**WORK TO BE COMPLETED**
Extract each line containing the string "utilisées".
[start]
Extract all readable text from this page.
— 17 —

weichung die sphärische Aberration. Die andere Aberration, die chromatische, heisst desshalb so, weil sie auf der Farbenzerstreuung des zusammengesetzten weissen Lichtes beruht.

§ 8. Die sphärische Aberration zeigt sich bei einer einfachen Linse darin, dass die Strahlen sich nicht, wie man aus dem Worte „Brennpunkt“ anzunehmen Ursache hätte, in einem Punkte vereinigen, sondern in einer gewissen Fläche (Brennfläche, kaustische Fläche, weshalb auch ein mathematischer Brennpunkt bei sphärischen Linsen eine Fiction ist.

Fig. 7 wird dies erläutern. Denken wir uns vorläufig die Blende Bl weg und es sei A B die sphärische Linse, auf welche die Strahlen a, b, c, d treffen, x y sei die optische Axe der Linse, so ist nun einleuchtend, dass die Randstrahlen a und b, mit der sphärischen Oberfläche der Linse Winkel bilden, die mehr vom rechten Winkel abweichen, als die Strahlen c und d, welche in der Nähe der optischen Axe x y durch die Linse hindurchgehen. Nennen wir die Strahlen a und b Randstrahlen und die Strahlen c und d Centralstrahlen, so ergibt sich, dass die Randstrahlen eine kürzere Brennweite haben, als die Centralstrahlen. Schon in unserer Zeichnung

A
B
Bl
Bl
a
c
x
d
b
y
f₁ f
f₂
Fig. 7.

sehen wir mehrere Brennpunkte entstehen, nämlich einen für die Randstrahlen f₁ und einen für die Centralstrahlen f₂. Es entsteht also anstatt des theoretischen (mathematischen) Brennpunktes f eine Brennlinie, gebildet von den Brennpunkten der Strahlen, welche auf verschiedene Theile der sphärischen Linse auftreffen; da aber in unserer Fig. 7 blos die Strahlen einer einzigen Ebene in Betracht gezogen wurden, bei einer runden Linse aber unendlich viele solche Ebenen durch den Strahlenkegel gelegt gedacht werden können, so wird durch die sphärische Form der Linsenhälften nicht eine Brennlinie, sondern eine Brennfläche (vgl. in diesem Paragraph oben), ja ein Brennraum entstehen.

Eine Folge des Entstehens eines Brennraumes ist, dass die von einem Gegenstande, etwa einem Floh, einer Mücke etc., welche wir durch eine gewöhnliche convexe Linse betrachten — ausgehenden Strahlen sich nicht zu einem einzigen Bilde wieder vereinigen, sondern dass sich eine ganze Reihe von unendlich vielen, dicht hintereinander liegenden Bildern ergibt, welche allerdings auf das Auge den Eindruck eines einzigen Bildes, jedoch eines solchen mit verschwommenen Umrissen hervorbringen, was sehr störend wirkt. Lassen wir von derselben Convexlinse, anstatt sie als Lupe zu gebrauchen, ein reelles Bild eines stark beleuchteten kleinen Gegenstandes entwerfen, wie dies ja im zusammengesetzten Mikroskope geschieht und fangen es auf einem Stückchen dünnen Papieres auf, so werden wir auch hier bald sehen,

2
[end]
[start]
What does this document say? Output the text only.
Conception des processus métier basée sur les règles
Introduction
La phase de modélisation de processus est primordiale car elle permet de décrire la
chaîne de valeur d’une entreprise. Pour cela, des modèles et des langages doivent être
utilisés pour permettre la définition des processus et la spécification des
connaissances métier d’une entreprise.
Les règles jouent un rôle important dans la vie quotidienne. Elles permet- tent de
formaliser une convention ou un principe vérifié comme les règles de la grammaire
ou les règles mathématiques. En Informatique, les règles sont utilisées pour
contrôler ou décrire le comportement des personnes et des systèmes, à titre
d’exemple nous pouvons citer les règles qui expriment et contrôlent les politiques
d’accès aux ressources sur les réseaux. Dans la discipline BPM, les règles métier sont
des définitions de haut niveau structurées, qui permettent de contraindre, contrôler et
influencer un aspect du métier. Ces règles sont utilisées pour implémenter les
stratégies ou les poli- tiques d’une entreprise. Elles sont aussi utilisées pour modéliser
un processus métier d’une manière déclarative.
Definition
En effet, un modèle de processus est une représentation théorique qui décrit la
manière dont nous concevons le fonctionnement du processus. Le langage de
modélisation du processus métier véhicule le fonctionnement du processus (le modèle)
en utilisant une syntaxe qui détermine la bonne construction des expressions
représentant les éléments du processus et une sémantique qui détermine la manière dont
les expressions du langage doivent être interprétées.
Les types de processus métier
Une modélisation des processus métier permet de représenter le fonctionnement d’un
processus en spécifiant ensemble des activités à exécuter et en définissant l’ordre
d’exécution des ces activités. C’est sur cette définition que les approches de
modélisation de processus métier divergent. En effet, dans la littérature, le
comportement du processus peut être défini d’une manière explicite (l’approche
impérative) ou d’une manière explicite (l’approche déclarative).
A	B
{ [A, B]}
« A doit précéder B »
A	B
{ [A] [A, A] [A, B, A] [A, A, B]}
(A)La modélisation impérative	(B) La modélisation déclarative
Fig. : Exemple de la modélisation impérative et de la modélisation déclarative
[end]
[start]
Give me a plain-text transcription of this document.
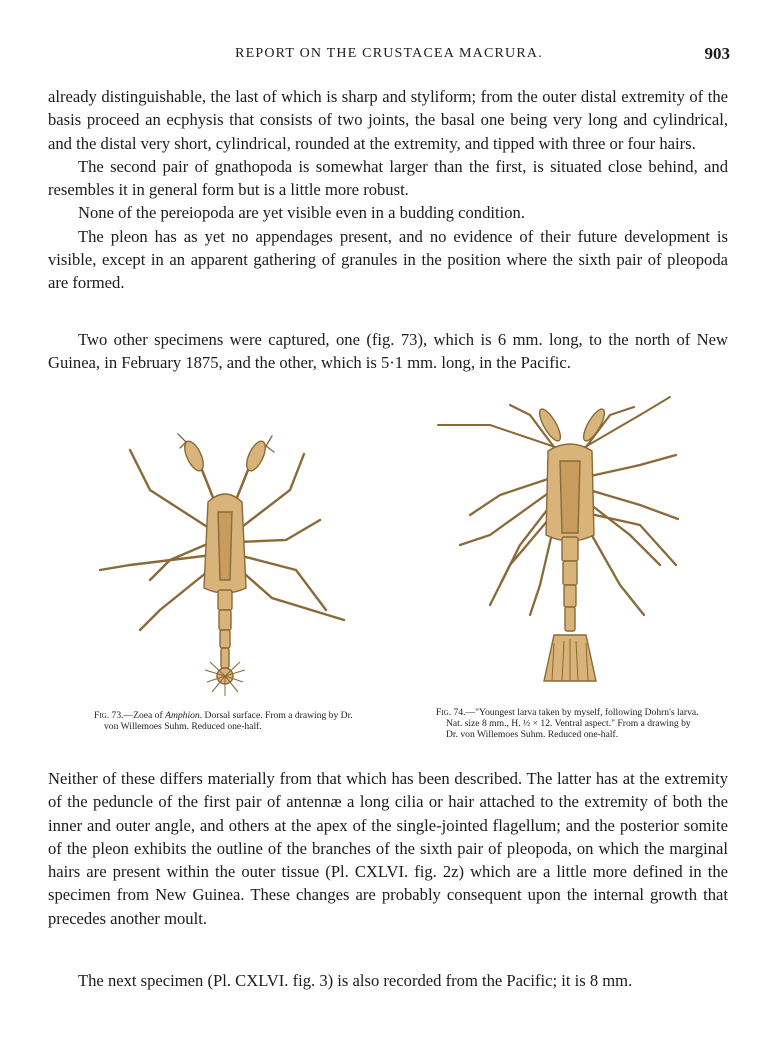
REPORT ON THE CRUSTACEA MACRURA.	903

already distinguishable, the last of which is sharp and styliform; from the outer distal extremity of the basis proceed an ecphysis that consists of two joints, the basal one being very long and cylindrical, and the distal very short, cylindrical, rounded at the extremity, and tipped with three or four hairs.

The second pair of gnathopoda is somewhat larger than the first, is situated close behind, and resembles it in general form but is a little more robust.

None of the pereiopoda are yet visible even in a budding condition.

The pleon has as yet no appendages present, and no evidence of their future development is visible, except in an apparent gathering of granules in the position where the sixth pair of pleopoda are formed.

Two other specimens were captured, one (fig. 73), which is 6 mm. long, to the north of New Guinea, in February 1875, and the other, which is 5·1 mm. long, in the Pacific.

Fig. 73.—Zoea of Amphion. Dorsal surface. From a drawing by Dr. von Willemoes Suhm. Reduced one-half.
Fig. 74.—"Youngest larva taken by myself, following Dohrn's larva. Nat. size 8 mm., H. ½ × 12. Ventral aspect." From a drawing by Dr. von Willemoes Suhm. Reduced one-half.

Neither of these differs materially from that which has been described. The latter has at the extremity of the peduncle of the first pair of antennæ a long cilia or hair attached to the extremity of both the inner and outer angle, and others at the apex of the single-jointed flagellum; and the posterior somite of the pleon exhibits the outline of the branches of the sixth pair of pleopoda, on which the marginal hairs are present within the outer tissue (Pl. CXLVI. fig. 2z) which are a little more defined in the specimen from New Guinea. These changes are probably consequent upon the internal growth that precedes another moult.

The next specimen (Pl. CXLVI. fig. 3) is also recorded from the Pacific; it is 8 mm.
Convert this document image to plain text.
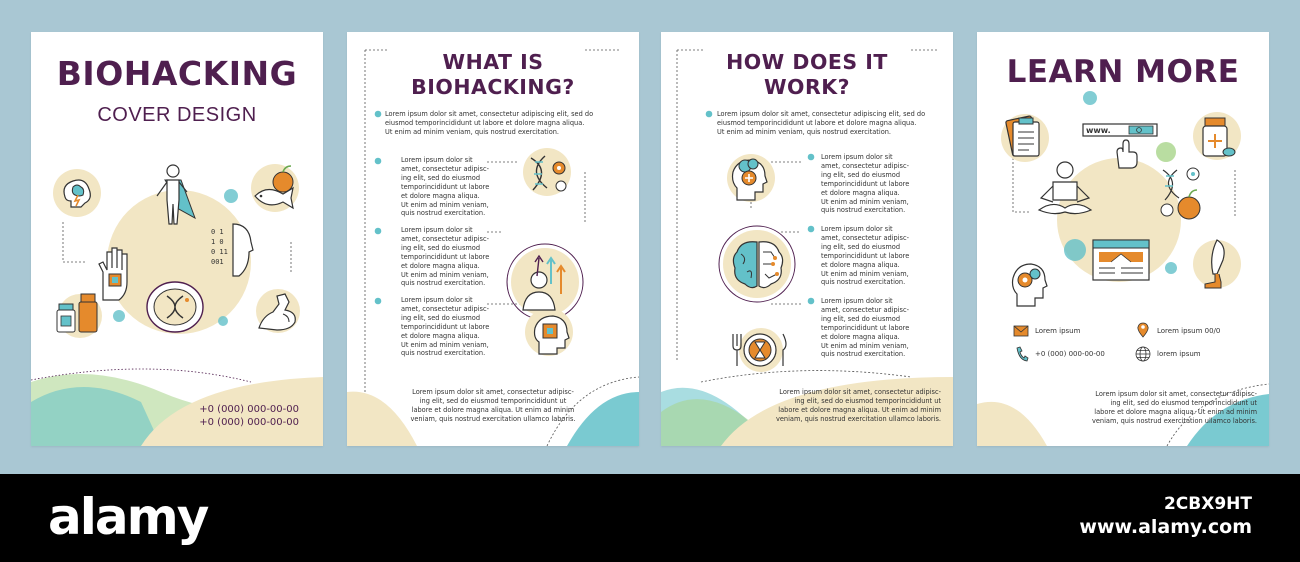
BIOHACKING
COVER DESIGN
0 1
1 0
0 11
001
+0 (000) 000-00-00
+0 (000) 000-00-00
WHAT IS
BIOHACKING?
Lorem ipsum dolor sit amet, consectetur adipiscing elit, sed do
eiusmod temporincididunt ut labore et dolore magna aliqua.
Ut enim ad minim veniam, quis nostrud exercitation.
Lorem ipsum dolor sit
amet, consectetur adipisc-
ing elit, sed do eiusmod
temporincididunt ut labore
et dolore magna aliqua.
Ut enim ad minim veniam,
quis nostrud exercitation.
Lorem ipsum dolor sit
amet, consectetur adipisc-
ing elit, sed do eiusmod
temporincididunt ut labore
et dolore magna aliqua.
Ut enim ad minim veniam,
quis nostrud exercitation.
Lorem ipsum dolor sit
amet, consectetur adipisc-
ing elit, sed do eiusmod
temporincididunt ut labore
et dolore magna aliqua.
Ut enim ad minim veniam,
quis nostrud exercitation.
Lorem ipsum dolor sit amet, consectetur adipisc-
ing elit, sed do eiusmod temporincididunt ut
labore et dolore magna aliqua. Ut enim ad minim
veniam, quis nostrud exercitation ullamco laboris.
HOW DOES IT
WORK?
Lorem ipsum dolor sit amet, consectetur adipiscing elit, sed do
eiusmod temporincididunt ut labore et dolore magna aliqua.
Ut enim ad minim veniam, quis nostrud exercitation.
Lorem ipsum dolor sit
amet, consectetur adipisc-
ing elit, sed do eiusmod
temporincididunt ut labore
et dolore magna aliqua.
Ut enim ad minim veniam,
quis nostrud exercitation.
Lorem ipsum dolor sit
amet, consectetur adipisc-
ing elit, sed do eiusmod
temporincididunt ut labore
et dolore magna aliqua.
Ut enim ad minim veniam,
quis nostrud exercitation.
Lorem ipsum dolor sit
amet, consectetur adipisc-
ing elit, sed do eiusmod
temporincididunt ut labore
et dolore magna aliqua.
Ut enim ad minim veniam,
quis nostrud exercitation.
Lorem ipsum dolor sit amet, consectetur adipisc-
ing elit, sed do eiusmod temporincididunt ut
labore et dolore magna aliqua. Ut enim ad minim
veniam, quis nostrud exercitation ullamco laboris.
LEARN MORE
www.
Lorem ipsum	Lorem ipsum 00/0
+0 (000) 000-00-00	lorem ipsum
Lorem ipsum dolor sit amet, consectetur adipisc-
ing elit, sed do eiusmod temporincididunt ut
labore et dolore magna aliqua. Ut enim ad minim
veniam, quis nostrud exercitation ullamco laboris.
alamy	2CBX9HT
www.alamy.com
[end]
**EXERCISE RESPONSE**
ou les règles mathématiques. En Informatique, les règles sont utilisées pour
influencer un aspect du métier. Ces règles sont utilisées pour implémenter les
stratégies ou les poli- tiques d’une entreprise. Elles sont aussi utilisées pour modéliser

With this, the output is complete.